#### [WRITTEN TASK]
Retype every entry word for word.

#### [ENTRIES SHOWN]
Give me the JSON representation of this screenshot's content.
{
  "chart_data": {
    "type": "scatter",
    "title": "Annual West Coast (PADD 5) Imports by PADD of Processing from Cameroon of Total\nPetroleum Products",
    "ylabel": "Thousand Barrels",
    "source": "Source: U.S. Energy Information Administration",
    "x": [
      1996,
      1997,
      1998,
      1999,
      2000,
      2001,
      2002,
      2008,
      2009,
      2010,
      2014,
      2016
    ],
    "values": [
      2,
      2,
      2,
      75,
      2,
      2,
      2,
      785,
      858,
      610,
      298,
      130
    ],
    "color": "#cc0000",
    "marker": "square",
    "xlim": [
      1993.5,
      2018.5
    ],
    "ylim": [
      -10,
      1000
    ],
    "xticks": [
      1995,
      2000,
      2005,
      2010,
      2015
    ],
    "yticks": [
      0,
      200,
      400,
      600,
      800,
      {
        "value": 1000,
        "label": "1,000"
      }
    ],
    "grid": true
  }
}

#### [REPLY]
Give me the JSON representation of this screenshot's content.
{
  "chart_data": {
    "type": "scatter",
    "title": "Annual West Coast (PADD 5) Imports by PADD of Processing from Cameroon of Total\nPetroleum Products",
    "ylabel": "Thousand Barrels",
    "source": "Source: U.S. Energy Information Administration",
    "x": [
      1996,
      1997,
      1998,
      1999,
      2000,
      2001,
      2002,
      2008,
      2009,
      2010,
      2014,
      2016
    ],
    "values": [
      2,
      2,
      2,
      75,
      2,
      2,
      2,
      785,
      858,
      610,
      298,
      130
    ],
    "color": "#cc0000",
    "marker": "square",
    "xlim": [
      1993.5,
      2018.5
    ],
    "ylim": [
      -10,
      1000
    ],
    "xticks": [
      1995,
      2000,
      2005,
      2010,
      2015
    ],
    "yticks": [
      0,
      200,
      400,
      600,
      800,
      {
        "value": 1000,
        "label": "1,000"
      }
    ],
    "grid": true
  }
}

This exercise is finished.